> _Task requirements_
Go through the data below. Pull out every line that has the word "JSON".
>> begin Raw data
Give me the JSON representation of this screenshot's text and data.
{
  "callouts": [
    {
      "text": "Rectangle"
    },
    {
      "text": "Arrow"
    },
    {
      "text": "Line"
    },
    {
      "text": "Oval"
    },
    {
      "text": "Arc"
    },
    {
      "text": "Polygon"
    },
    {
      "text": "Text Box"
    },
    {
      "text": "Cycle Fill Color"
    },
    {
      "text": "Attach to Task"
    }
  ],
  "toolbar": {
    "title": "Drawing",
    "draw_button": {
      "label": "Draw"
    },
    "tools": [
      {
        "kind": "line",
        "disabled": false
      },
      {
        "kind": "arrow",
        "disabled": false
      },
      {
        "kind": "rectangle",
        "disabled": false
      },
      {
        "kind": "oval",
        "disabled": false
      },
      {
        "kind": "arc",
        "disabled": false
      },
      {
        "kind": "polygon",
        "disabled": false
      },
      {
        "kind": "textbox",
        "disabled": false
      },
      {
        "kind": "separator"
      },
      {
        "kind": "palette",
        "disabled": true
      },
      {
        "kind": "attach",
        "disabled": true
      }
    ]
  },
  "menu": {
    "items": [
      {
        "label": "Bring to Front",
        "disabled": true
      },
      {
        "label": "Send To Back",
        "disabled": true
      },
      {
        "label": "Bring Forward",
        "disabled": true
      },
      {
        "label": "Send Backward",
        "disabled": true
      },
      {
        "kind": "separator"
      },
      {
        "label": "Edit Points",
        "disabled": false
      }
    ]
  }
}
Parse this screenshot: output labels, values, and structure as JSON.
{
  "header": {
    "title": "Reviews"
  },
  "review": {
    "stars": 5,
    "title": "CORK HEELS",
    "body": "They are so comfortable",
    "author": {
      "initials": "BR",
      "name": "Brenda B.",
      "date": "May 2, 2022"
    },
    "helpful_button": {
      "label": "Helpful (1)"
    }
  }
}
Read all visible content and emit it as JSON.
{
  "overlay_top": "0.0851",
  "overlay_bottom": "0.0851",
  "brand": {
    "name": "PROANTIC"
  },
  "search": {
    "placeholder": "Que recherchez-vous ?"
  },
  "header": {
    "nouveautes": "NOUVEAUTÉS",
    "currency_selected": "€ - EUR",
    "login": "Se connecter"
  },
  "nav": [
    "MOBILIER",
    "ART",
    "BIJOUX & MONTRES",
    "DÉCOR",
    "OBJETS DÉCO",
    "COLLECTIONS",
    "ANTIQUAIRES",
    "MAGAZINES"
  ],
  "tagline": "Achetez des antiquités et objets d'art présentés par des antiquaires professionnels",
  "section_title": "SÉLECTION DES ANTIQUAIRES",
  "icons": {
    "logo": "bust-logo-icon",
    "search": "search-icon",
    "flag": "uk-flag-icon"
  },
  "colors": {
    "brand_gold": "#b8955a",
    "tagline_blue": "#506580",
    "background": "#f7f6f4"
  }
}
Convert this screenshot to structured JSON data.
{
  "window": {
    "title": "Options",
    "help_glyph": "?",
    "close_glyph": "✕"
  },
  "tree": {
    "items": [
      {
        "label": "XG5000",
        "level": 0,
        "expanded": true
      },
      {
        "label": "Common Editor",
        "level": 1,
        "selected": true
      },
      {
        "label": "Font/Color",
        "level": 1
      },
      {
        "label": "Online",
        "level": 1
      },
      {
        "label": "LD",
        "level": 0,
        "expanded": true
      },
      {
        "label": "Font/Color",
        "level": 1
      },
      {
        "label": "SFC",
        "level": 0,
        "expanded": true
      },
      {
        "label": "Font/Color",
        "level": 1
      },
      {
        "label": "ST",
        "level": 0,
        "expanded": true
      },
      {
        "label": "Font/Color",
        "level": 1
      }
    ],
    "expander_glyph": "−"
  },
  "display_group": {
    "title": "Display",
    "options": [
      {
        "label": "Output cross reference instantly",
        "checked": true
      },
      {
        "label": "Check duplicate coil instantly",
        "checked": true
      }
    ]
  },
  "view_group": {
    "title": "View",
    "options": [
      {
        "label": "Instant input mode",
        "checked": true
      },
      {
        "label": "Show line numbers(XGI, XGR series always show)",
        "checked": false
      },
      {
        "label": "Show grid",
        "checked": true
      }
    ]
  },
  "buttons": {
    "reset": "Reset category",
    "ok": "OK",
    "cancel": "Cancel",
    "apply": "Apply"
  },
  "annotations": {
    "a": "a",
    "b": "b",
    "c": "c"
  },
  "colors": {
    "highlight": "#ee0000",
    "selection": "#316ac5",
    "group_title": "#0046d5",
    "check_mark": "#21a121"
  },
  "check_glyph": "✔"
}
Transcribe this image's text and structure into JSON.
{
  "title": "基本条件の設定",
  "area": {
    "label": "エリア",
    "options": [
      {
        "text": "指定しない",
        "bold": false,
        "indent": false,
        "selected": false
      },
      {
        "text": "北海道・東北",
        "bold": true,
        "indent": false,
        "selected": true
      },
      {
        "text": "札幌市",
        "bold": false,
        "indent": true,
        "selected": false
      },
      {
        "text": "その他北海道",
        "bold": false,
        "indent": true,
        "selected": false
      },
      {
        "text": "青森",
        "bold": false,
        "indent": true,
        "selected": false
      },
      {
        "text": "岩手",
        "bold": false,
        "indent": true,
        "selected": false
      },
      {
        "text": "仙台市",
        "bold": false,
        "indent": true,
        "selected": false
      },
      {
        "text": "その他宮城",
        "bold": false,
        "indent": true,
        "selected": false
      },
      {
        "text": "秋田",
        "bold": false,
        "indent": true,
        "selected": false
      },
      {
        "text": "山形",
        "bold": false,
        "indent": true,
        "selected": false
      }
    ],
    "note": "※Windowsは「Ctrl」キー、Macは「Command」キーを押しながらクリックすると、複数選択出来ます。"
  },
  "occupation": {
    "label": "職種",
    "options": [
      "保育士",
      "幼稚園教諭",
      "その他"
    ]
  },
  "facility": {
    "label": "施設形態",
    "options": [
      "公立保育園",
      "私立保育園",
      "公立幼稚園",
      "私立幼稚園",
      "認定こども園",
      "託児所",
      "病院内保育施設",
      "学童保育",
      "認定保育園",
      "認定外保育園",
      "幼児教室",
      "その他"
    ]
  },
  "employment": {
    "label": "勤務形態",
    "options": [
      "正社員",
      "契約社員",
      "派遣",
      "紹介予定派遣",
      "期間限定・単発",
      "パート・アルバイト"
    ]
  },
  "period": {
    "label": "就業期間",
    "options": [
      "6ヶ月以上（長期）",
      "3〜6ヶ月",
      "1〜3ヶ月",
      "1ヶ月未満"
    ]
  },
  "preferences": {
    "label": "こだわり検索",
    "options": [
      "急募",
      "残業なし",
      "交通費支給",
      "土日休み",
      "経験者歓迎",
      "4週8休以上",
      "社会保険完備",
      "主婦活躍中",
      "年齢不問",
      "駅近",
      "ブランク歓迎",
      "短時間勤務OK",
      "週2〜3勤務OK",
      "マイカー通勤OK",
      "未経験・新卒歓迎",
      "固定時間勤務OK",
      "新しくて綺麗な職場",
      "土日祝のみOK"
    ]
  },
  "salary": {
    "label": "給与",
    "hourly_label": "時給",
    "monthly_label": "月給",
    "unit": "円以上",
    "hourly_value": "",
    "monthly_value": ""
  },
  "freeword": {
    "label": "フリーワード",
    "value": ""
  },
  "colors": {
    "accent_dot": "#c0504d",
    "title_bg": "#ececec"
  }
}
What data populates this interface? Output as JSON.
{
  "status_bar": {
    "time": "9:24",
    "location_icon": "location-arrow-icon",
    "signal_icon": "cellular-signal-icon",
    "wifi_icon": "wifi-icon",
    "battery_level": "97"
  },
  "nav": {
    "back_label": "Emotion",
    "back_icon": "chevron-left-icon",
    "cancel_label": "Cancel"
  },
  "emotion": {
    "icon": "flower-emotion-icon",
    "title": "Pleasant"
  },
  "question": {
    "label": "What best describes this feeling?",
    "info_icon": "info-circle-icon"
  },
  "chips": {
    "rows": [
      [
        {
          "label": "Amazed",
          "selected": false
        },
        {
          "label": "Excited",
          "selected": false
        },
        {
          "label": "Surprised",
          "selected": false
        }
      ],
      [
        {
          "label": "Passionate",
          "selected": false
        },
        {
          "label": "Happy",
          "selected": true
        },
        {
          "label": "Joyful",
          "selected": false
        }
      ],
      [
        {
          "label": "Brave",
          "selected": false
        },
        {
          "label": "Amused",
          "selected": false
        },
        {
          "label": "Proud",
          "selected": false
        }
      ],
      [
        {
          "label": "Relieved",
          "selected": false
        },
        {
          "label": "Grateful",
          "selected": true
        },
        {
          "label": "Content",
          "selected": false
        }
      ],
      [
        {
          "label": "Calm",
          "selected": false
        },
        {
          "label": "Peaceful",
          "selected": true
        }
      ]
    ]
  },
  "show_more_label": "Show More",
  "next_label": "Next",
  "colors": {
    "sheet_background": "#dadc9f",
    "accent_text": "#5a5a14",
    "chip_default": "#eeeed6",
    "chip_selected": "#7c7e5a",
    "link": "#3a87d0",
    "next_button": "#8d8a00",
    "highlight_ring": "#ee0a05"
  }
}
>> end Raw data
> _Right answer_
Give me the JSON representation of this screenshot's text and data.
Parse this screenshot: output labels, values, and structure as JSON.
Read all visible content and emit it as JSON.
Convert this screenshot to structured JSON data.
Transcribe this image's text and structure into JSON.
What data populates this interface? Output as JSON.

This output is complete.